> _Aim of the exercise_: Without the pictures, repeat the listing character for character.

A run of records:

######

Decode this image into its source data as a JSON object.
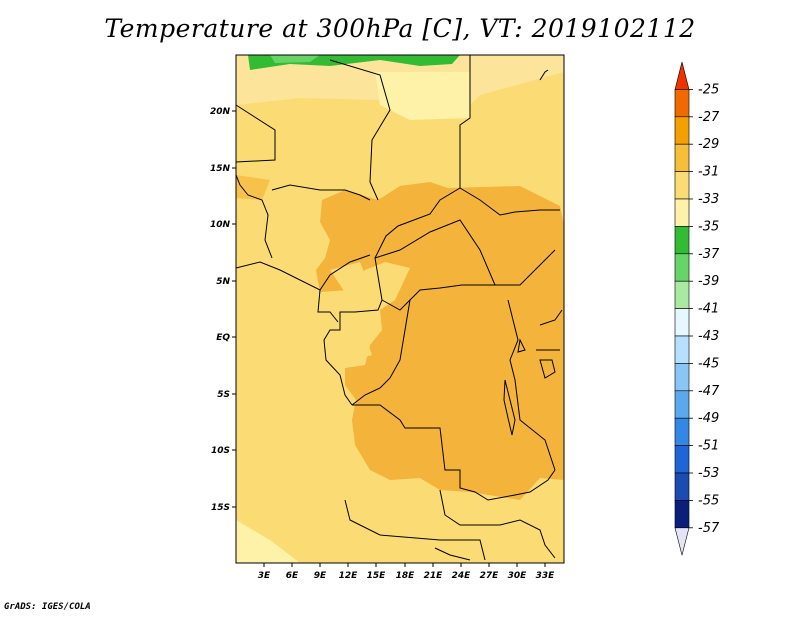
{
  "title": "Temperature at 300hPa [C], VT: 2019102112",
  "credit": "GrADS: IGES/COLA",
  "map": {
    "lat_labels": [
      "20N",
      "15N",
      "10N",
      "5N",
      "EQ",
      "5S",
      "10S",
      "15S"
    ],
    "lon_labels": [
      "3E",
      "6E",
      "9E",
      "12E",
      "15E",
      "18E",
      "21E",
      "24E",
      "27E",
      "30E",
      "33E"
    ]
  },
  "colorbar": {
    "labels": [
      "-25",
      "-27",
      "-29",
      "-31",
      "-33",
      "-35",
      "-37",
      "-39",
      "-41",
      "-43",
      "-45",
      "-47",
      "-49",
      "-51",
      "-53",
      "-55",
      "-57"
    ],
    "colors": [
      "#ee3300",
      "#f16a00",
      "#f4a000",
      "#f7be37",
      "#fbdc74",
      "#fdf2a8",
      "#33bb33",
      "#66d466",
      "#aaeaa0",
      "#e6f8ff",
      "#b7e0ff",
      "#88c6f7",
      "#5aa8ee",
      "#3388e6",
      "#1e66d8",
      "#1b4cb2",
      "#0a1f7a",
      "#e4e4f6"
    ]
  }
}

######

> _Result of the exercise_:
Decode this image into its source data as a JSON object.
{
  "title": "Temperature at 300hPa [C], VT: 2019102112",
  "credit": "GrADS: IGES/COLA",
  "map": {
    "lat_labels": [
      "20N",
      "15N",
      "10N",
      "5N",
      "EQ",
      "5S",
      "10S",
      "15S"
    ],
    "lon_labels": [
      "3E",
      "6E",
      "9E",
      "12E",
      "15E",
      "18E",
      "21E",
      "24E",
      "27E",
      "30E",
      "33E"
    ]
  },
  "colorbar": {
    "labels": [
      "-25",
      "-27",
      "-29",
      "-31",
      "-33",
      "-35",
      "-37",
      "-39",
      "-41",
      "-43",
      "-45",
      "-47",
      "-49",
      "-51",
      "-53",
      "-55",
      "-57"
    ],
    "colors": [
      "#ee3300",
      "#f16a00",
      "#f4a000",
      "#f7be37",
      "#fbdc74",
      "#fdf2a8",
      "#33bb33",
      "#66d466",
      "#aaeaa0",
      "#e6f8ff",
      "#b7e0ff",
      "#88c6f7",
      "#5aa8ee",
      "#3388e6",
      "#1e66d8",
      "#1b4cb2",
      "#0a1f7a",
      "#e4e4f6"
    ]
  }
}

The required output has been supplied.